* Begin TASK INPUT *
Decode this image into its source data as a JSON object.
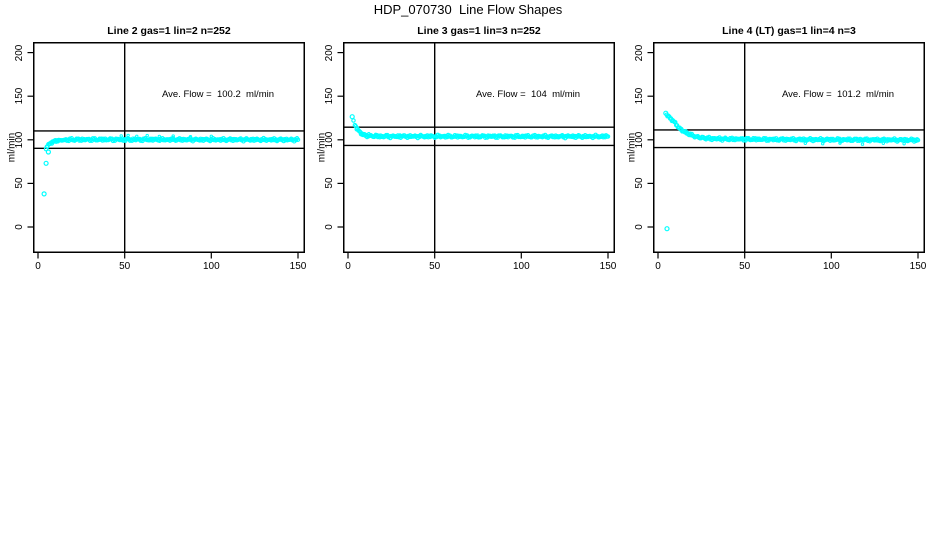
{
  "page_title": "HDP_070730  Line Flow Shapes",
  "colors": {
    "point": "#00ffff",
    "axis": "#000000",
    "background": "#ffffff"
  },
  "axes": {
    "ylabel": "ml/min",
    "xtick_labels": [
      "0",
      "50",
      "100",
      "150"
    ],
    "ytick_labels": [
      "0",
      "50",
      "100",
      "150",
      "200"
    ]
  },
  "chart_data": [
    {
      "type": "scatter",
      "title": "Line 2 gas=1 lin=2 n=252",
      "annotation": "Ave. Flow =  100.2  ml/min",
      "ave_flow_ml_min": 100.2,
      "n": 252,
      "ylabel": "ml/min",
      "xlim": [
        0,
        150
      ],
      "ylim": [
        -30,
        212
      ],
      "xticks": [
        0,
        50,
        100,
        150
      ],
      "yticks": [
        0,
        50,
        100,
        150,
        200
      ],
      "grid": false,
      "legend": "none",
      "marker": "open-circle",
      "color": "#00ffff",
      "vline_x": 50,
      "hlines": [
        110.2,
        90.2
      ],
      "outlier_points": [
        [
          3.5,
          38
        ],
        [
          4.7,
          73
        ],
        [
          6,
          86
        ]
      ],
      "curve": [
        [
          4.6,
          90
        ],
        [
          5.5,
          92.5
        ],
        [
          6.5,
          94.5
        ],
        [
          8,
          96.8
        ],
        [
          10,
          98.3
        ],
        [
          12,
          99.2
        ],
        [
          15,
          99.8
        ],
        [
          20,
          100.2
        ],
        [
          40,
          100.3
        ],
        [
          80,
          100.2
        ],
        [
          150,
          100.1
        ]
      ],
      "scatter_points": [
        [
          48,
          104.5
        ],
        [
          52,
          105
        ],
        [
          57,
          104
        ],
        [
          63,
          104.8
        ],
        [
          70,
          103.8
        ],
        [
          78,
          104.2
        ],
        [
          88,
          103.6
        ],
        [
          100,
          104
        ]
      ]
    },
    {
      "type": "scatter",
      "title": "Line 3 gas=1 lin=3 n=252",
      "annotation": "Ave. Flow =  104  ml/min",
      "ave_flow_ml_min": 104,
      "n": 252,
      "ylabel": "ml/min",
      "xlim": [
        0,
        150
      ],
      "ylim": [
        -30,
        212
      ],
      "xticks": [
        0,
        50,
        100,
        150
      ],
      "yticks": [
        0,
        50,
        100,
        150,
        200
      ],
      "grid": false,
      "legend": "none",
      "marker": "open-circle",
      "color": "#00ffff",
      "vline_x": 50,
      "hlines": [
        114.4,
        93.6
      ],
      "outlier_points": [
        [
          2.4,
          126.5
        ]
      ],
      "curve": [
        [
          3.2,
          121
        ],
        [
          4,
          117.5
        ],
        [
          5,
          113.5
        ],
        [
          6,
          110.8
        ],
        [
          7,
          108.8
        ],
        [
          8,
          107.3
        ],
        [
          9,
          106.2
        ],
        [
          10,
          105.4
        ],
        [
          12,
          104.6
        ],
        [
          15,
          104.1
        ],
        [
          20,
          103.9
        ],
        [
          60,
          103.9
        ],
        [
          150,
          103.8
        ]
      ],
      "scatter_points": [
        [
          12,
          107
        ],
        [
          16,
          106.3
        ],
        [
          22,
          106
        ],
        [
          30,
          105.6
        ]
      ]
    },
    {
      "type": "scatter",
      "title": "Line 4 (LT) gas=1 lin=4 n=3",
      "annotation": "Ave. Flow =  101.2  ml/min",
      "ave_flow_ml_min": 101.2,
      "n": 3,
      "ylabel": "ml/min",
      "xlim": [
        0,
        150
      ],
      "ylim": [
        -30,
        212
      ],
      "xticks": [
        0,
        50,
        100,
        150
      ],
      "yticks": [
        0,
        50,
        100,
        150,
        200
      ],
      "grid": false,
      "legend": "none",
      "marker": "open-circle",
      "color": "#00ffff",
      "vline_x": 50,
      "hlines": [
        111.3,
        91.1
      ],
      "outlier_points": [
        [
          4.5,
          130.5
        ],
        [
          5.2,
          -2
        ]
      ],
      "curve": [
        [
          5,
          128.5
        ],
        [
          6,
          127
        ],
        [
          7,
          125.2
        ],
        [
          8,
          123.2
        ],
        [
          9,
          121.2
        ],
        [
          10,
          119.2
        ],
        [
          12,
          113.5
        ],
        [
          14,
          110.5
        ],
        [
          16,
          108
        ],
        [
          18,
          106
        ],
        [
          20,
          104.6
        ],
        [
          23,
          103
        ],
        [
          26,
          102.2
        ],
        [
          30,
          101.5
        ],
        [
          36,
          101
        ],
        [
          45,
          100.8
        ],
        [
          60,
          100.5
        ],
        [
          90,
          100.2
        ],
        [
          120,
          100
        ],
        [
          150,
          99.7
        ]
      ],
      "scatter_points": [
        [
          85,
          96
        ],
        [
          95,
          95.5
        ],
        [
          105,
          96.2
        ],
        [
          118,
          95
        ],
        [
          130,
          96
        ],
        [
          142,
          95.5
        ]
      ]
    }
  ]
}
* End TASK INPUT *
**SET PROBLEM:**
Word for word, quote the full listing, omitting every picture.

**SOLUTION BELOW:**
Decode this image into its source data as a JSON object.
{
  "page_title": "HDP_070730  Line Flow Shapes",
  "colors": {
    "point": "#00ffff",
    "axis": "#000000",
    "background": "#ffffff"
  },
  "axes": {
    "ylabel": "ml/min",
    "xtick_labels": [
      "0",
      "50",
      "100",
      "150"
    ],
    "ytick_labels": [
      "0",
      "50",
      "100",
      "150",
      "200"
    ]
  },
  "chart_data": [
    {
      "type": "scatter",
      "title": "Line 2 gas=1 lin=2 n=252",
      "annotation": "Ave. Flow =  100.2  ml/min",
      "ave_flow_ml_min": 100.2,
      "n": 252,
      "ylabel": "ml/min",
      "xlim": [
        0,
        150
      ],
      "ylim": [
        -30,
        212
      ],
      "xticks": [
        0,
        50,
        100,
        150
      ],
      "yticks": [
        0,
        50,
        100,
        150,
        200
      ],
      "grid": false,
      "legend": "none",
      "marker": "open-circle",
      "color": "#00ffff",
      "vline_x": 50,
      "hlines": [
        110.2,
        90.2
      ],
      "outlier_points": [
        [
          3.5,
          38
        ],
        [
          4.7,
          73
        ],
        [
          6,
          86
        ]
      ],
      "curve": [
        [
          4.6,
          90
        ],
        [
          5.5,
          92.5
        ],
        [
          6.5,
          94.5
        ],
        [
          8,
          96.8
        ],
        [
          10,
          98.3
        ],
        [
          12,
          99.2
        ],
        [
          15,
          99.8
        ],
        [
          20,
          100.2
        ],
        [
          40,
          100.3
        ],
        [
          80,
          100.2
        ],
        [
          150,
          100.1
        ]
      ],
      "scatter_points": [
        [
          48,
          104.5
        ],
        [
          52,
          105
        ],
        [
          57,
          104
        ],
        [
          63,
          104.8
        ],
        [
          70,
          103.8
        ],
        [
          78,
          104.2
        ],
        [
          88,
          103.6
        ],
        [
          100,
          104
        ]
      ]
    },
    {
      "type": "scatter",
      "title": "Line 3 gas=1 lin=3 n=252",
      "annotation": "Ave. Flow =  104  ml/min",
      "ave_flow_ml_min": 104,
      "n": 252,
      "ylabel": "ml/min",
      "xlim": [
        0,
        150
      ],
      "ylim": [
        -30,
        212
      ],
      "xticks": [
        0,
        50,
        100,
        150
      ],
      "yticks": [
        0,
        50,
        100,
        150,
        200
      ],
      "grid": false,
      "legend": "none",
      "marker": "open-circle",
      "color": "#00ffff",
      "vline_x": 50,
      "hlines": [
        114.4,
        93.6
      ],
      "outlier_points": [
        [
          2.4,
          126.5
        ]
      ],
      "curve": [
        [
          3.2,
          121
        ],
        [
          4,
          117.5
        ],
        [
          5,
          113.5
        ],
        [
          6,
          110.8
        ],
        [
          7,
          108.8
        ],
        [
          8,
          107.3
        ],
        [
          9,
          106.2
        ],
        [
          10,
          105.4
        ],
        [
          12,
          104.6
        ],
        [
          15,
          104.1
        ],
        [
          20,
          103.9
        ],
        [
          60,
          103.9
        ],
        [
          150,
          103.8
        ]
      ],
      "scatter_points": [
        [
          12,
          107
        ],
        [
          16,
          106.3
        ],
        [
          22,
          106
        ],
        [
          30,
          105.6
        ]
      ]
    },
    {
      "type": "scatter",
      "title": "Line 4 (LT) gas=1 lin=4 n=3",
      "annotation": "Ave. Flow =  101.2  ml/min",
      "ave_flow_ml_min": 101.2,
      "n": 3,
      "ylabel": "ml/min",
      "xlim": [
        0,
        150
      ],
      "ylim": [
        -30,
        212
      ],
      "xticks": [
        0,
        50,
        100,
        150
      ],
      "yticks": [
        0,
        50,
        100,
        150,
        200
      ],
      "grid": false,
      "legend": "none",
      "marker": "open-circle",
      "color": "#00ffff",
      "vline_x": 50,
      "hlines": [
        111.3,
        91.1
      ],
      "outlier_points": [
        [
          4.5,
          130.5
        ],
        [
          5.2,
          -2
        ]
      ],
      "curve": [
        [
          5,
          128.5
        ],
        [
          6,
          127
        ],
        [
          7,
          125.2
        ],
        [
          8,
          123.2
        ],
        [
          9,
          121.2
        ],
        [
          10,
          119.2
        ],
        [
          12,
          113.5
        ],
        [
          14,
          110.5
        ],
        [
          16,
          108
        ],
        [
          18,
          106
        ],
        [
          20,
          104.6
        ],
        [
          23,
          103
        ],
        [
          26,
          102.2
        ],
        [
          30,
          101.5
        ],
        [
          36,
          101
        ],
        [
          45,
          100.8
        ],
        [
          60,
          100.5
        ],
        [
          90,
          100.2
        ],
        [
          120,
          100
        ],
        [
          150,
          99.7
        ]
      ],
      "scatter_points": [
        [
          85,
          96
        ],
        [
          95,
          95.5
        ],
        [
          105,
          96.2
        ],
        [
          118,
          95
        ],
        [
          130,
          96
        ],
        [
          142,
          95.5
        ]
      ]
    }
  ]
}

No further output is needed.